» **Aim of the task**
Return all lines below containing the word "JSON".

» **Excerpts from a figure dataset**
▽

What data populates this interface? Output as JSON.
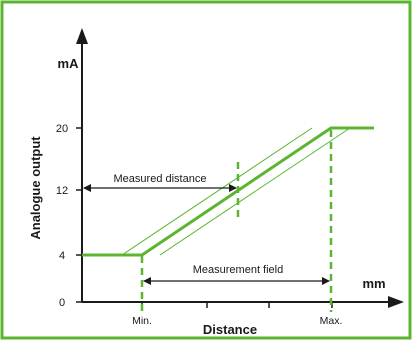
{
  "chart_data": {
    "type": "line",
    "xlabel": "Distance",
    "ylabel": "Analogue output",
    "y_unit": "mA",
    "x_unit": "mm",
    "y_ticks": [
      {
        "value": 0,
        "label": "0"
      },
      {
        "value": 4,
        "label": "4"
      },
      {
        "value": 12,
        "label": "12"
      },
      {
        "value": 20,
        "label": "20"
      }
    ],
    "x_markers": {
      "min_label": "Min.",
      "max_label": "Max."
    },
    "series": [
      {
        "points": [
          {
            "x": "below-min",
            "y": 4
          },
          {
            "x": "Min.",
            "y": 4
          },
          {
            "x": "Max.",
            "y": 20
          },
          {
            "x": "above-max",
            "y": 20
          }
        ]
      }
    ],
    "annotations": {
      "measured_distance": "Measured distance",
      "measurement_field": "Measurement field"
    }
  },
  "colors": {
    "frame": "#5cb531",
    "curve": "#5cb531",
    "axis": "#1a1a1a",
    "text": "#1a1a1a"
  }
}
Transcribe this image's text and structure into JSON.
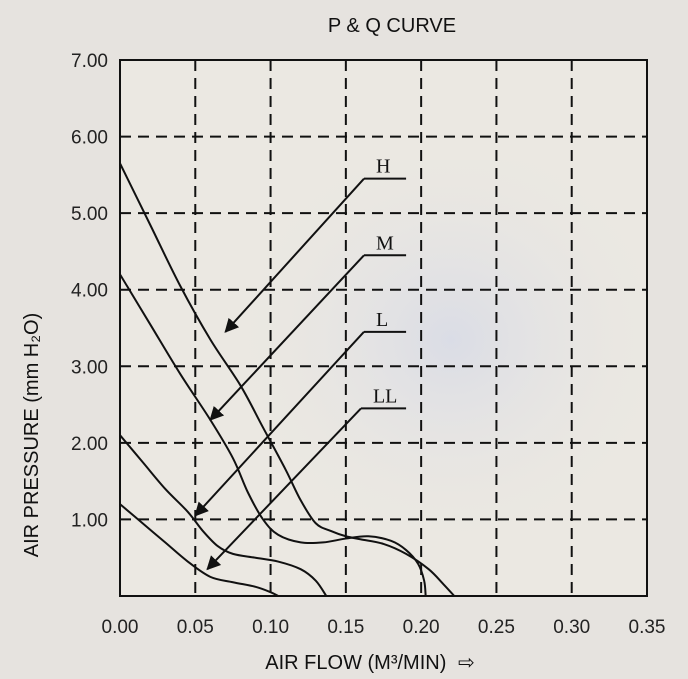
{
  "chart_data": {
    "type": "line",
    "title": "P & Q CURVE",
    "xlabel": "AIR FLOW (M³/MIN)",
    "xlabel_arrow": "⇨",
    "ylabel": "AIR PRESSURE (mm H₂O)",
    "xlim": [
      0,
      0.35
    ],
    "ylim": [
      0,
      7
    ],
    "x_ticks": [
      "0.00",
      "0.05",
      "0.10",
      "0.15",
      "0.20",
      "0.25",
      "0.30",
      "0.35"
    ],
    "y_ticks": [
      "0.00",
      "1.00",
      "2.00",
      "3.00",
      "4.00",
      "5.00",
      "6.00",
      "7.00"
    ],
    "grid": true,
    "series": [
      {
        "name": "H",
        "color": "#111111",
        "points": [
          [
            0.0,
            5.65
          ],
          [
            0.02,
            4.85
          ],
          [
            0.04,
            4.05
          ],
          [
            0.06,
            3.35
          ],
          [
            0.08,
            2.75
          ],
          [
            0.095,
            2.2
          ],
          [
            0.11,
            1.65
          ],
          [
            0.12,
            1.25
          ],
          [
            0.13,
            0.95
          ],
          [
            0.14,
            0.85
          ],
          [
            0.15,
            0.78
          ],
          [
            0.16,
            0.74
          ],
          [
            0.175,
            0.68
          ],
          [
            0.19,
            0.55
          ],
          [
            0.205,
            0.35
          ],
          [
            0.215,
            0.15
          ],
          [
            0.222,
            0.0
          ]
        ]
      },
      {
        "name": "M",
        "color": "#111111",
        "points": [
          [
            0.0,
            4.2
          ],
          [
            0.02,
            3.55
          ],
          [
            0.04,
            2.9
          ],
          [
            0.06,
            2.3
          ],
          [
            0.075,
            1.8
          ],
          [
            0.085,
            1.35
          ],
          [
            0.095,
            1.0
          ],
          [
            0.105,
            0.8
          ],
          [
            0.12,
            0.7
          ],
          [
            0.135,
            0.7
          ],
          [
            0.15,
            0.75
          ],
          [
            0.165,
            0.78
          ],
          [
            0.18,
            0.72
          ],
          [
            0.19,
            0.6
          ],
          [
            0.198,
            0.42
          ],
          [
            0.202,
            0.2
          ],
          [
            0.203,
            0.0
          ]
        ]
      },
      {
        "name": "L",
        "color": "#111111",
        "points": [
          [
            0.0,
            2.1
          ],
          [
            0.015,
            1.75
          ],
          [
            0.03,
            1.4
          ],
          [
            0.045,
            1.1
          ],
          [
            0.055,
            0.85
          ],
          [
            0.065,
            0.65
          ],
          [
            0.075,
            0.55
          ],
          [
            0.09,
            0.5
          ],
          [
            0.105,
            0.45
          ],
          [
            0.12,
            0.35
          ],
          [
            0.13,
            0.2
          ],
          [
            0.137,
            0.0
          ]
        ]
      },
      {
        "name": "LL",
        "color": "#111111",
        "points": [
          [
            0.0,
            1.2
          ],
          [
            0.015,
            0.95
          ],
          [
            0.03,
            0.7
          ],
          [
            0.045,
            0.45
          ],
          [
            0.06,
            0.25
          ],
          [
            0.075,
            0.18
          ],
          [
            0.09,
            0.12
          ],
          [
            0.1,
            0.05
          ],
          [
            0.105,
            0.0
          ]
        ]
      }
    ],
    "annotations": [
      {
        "label": "H",
        "text_at": [
          0.17,
          5.45
        ],
        "shelf_end": 0.19,
        "arrow_to": [
          0.07,
          3.45
        ]
      },
      {
        "label": "M",
        "text_at": [
          0.17,
          4.45
        ],
        "shelf_end": 0.19,
        "arrow_to": [
          0.06,
          2.3
        ]
      },
      {
        "label": "L",
        "text_at": [
          0.17,
          3.45
        ],
        "shelf_end": 0.19,
        "arrow_to": [
          0.05,
          1.05
        ]
      },
      {
        "label": "LL",
        "text_at": [
          0.168,
          2.45
        ],
        "shelf_end": 0.19,
        "arrow_to": [
          0.058,
          0.35
        ]
      }
    ]
  }
}
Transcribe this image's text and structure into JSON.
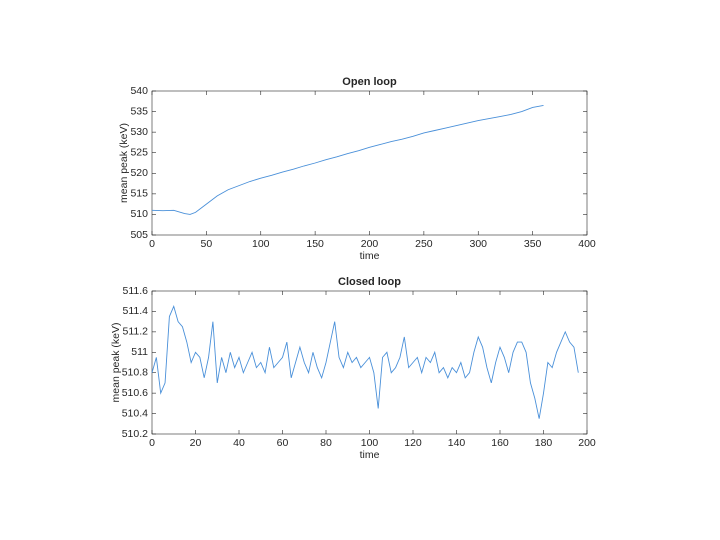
{
  "chart_data": [
    {
      "type": "line",
      "title": "Open loop",
      "xlabel": "time",
      "ylabel": "mean peak (keV)",
      "color": "#4a90d9",
      "x": [
        0,
        10,
        20,
        30,
        35,
        40,
        50,
        60,
        70,
        80,
        90,
        100,
        110,
        120,
        130,
        140,
        150,
        160,
        170,
        180,
        190,
        200,
        210,
        220,
        230,
        240,
        250,
        260,
        270,
        280,
        290,
        300,
        310,
        320,
        330,
        340,
        350,
        360
      ],
      "values": [
        511,
        510.9,
        511,
        510.2,
        510,
        510.5,
        512.5,
        514.5,
        516,
        517,
        518,
        518.8,
        519.5,
        520.3,
        521,
        521.8,
        522.5,
        523.3,
        524,
        524.8,
        525.5,
        526.3,
        527,
        527.7,
        528.3,
        529,
        529.8,
        530.4,
        531,
        531.6,
        532.2,
        532.8,
        533.3,
        533.8,
        534.3,
        535,
        536,
        536.5
      ],
      "xlim": [
        0,
        400
      ],
      "xticks": [
        0,
        50,
        100,
        150,
        200,
        250,
        300,
        350,
        400
      ],
      "ylim": [
        505,
        540
      ],
      "yticks": [
        505,
        510,
        515,
        520,
        525,
        530,
        535,
        540
      ]
    },
    {
      "type": "line",
      "title": "Closed loop",
      "xlabel": "time",
      "ylabel": "mean peak (keV)",
      "color": "#4a90d9",
      "x": [
        0,
        2,
        4,
        6,
        8,
        10,
        12,
        14,
        16,
        18,
        20,
        22,
        24,
        26,
        28,
        30,
        32,
        34,
        36,
        38,
        40,
        42,
        44,
        46,
        48,
        50,
        52,
        54,
        56,
        58,
        60,
        62,
        64,
        66,
        68,
        70,
        72,
        74,
        76,
        78,
        80,
        82,
        84,
        86,
        88,
        90,
        92,
        94,
        96,
        98,
        100,
        102,
        104,
        106,
        108,
        110,
        112,
        114,
        116,
        118,
        120,
        122,
        124,
        126,
        128,
        130,
        132,
        134,
        136,
        138,
        140,
        142,
        144,
        146,
        148,
        150,
        152,
        154,
        156,
        158,
        160,
        162,
        164,
        166,
        168,
        170,
        172,
        174,
        176,
        178,
        180,
        182,
        184,
        186,
        188,
        190,
        192,
        194,
        196
      ],
      "values": [
        510.8,
        510.95,
        510.6,
        510.7,
        511.35,
        511.45,
        511.3,
        511.25,
        511.1,
        510.9,
        511.0,
        510.95,
        510.75,
        510.95,
        511.3,
        510.7,
        510.95,
        510.8,
        511.0,
        510.85,
        510.95,
        510.8,
        510.9,
        511.0,
        510.85,
        510.9,
        510.8,
        511.05,
        510.85,
        510.9,
        510.95,
        511.1,
        510.75,
        510.9,
        511.05,
        510.9,
        510.8,
        511.0,
        510.85,
        510.75,
        510.9,
        511.1,
        511.3,
        510.95,
        510.85,
        511.0,
        510.9,
        510.95,
        510.85,
        510.9,
        510.95,
        510.8,
        510.45,
        510.95,
        511.0,
        510.8,
        510.85,
        510.95,
        511.15,
        510.85,
        510.9,
        510.95,
        510.8,
        510.95,
        510.9,
        511.0,
        510.8,
        510.85,
        510.75,
        510.85,
        510.8,
        510.9,
        510.75,
        510.8,
        511.0,
        511.15,
        511.05,
        510.85,
        510.7,
        510.9,
        511.05,
        510.95,
        510.8,
        511.0,
        511.1,
        511.1,
        511.0,
        510.7,
        510.55,
        510.35,
        510.6,
        510.9,
        510.85,
        511.0,
        511.1,
        511.2,
        511.1,
        511.05,
        510.8
      ],
      "xlim": [
        0,
        200
      ],
      "xticks": [
        0,
        20,
        40,
        60,
        80,
        100,
        120,
        140,
        160,
        180,
        200
      ],
      "ylim": [
        510.2,
        511.6
      ],
      "yticks": [
        510.2,
        510.4,
        510.6,
        510.8,
        511,
        511.2,
        511.4,
        511.6
      ]
    }
  ]
}
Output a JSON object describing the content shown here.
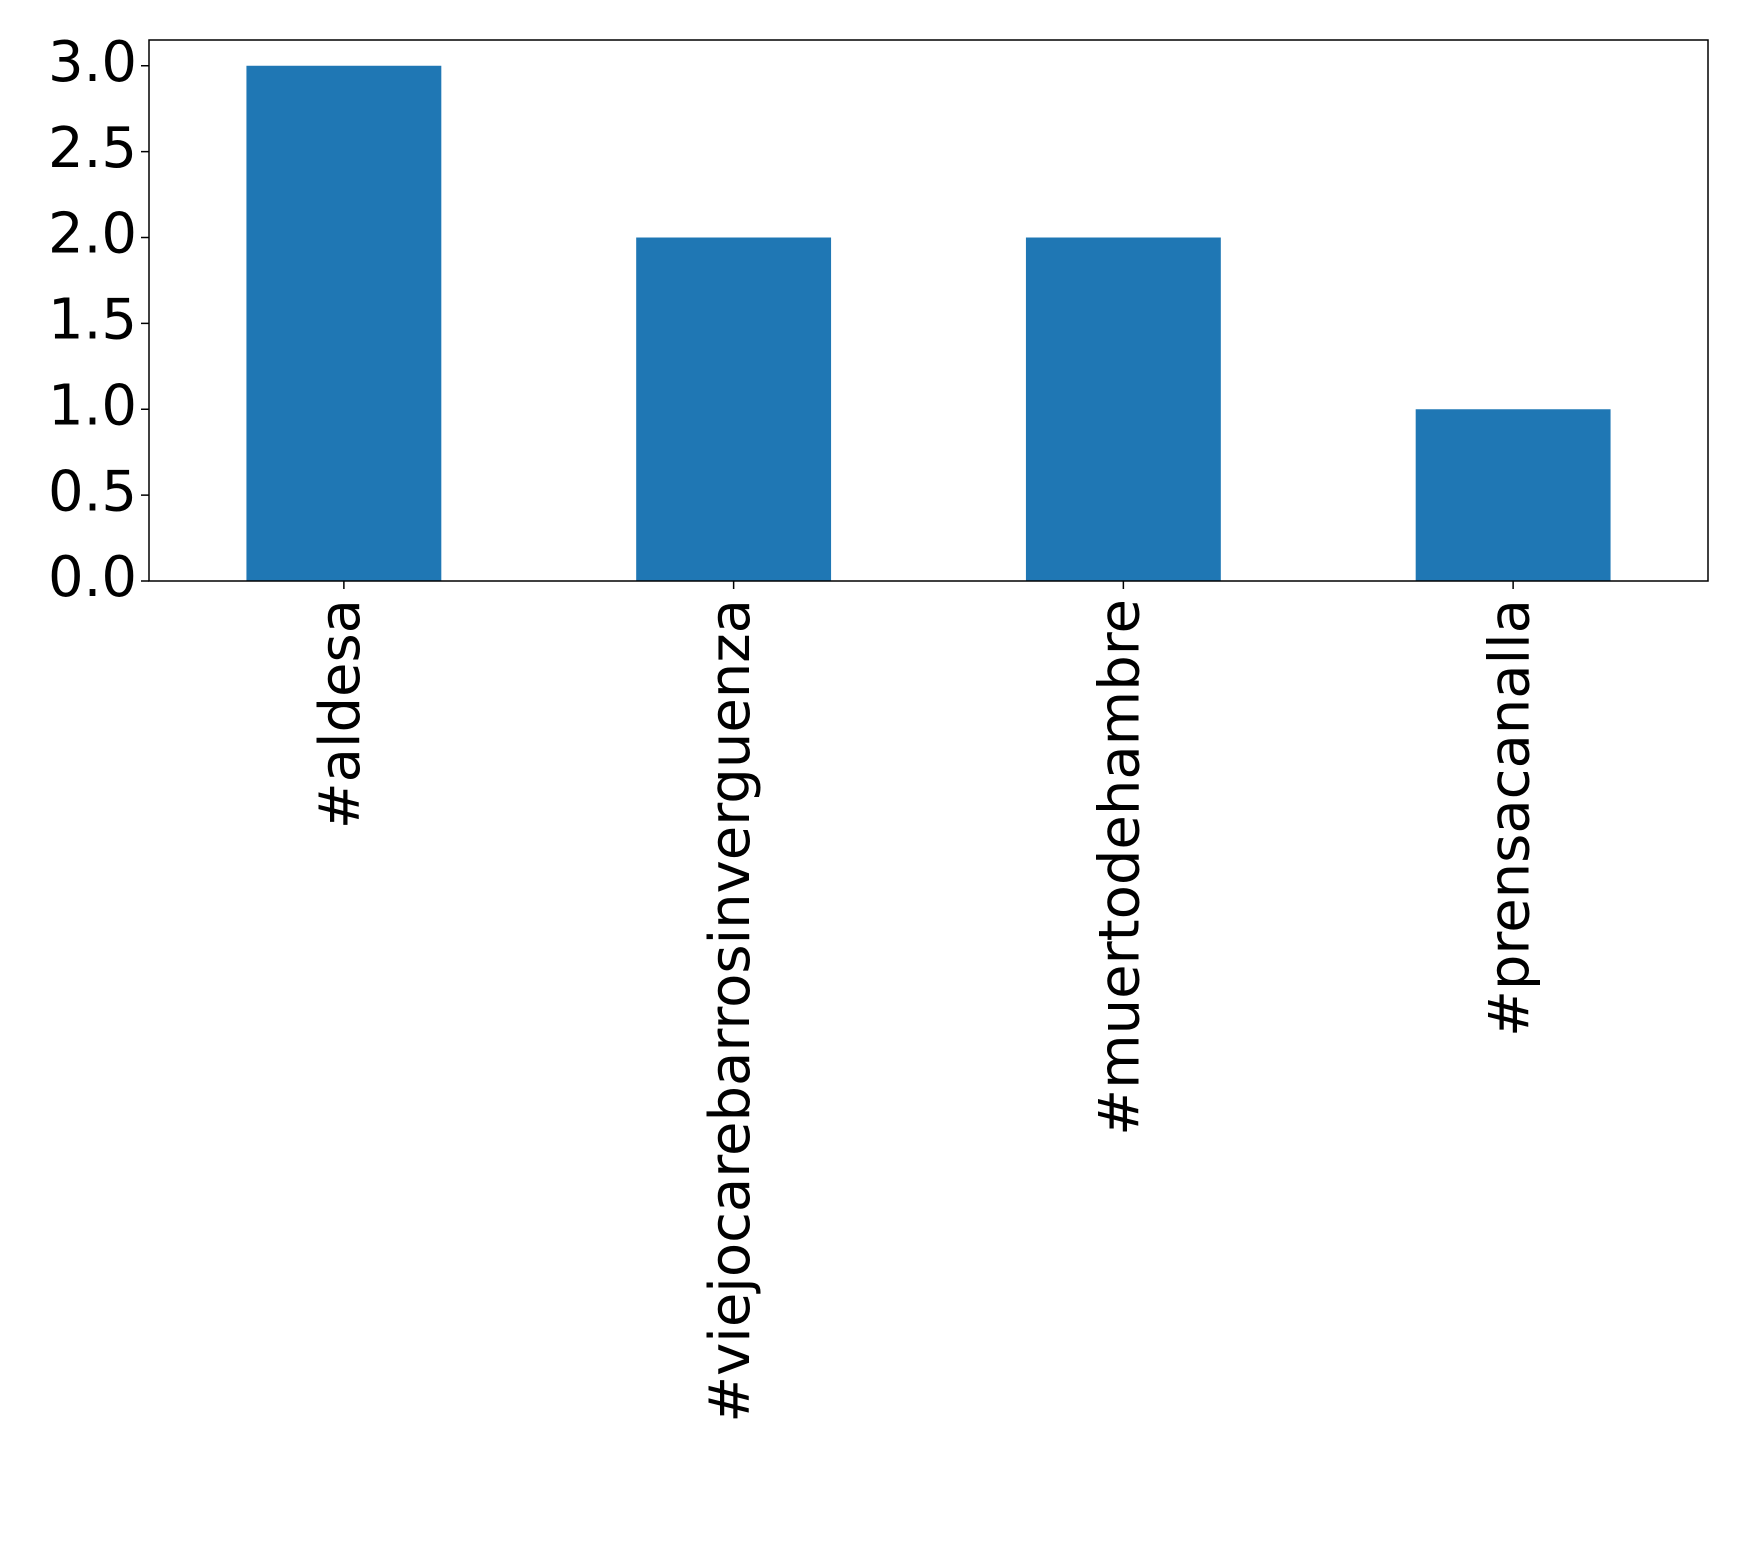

△

» **Completed exercise**
What data populates this interface? Output as JSON.
Transcribe this image's text and structure into JSON.
Transcribe this image's text and structure into JSON.
Output a JSON object describing the content shown here.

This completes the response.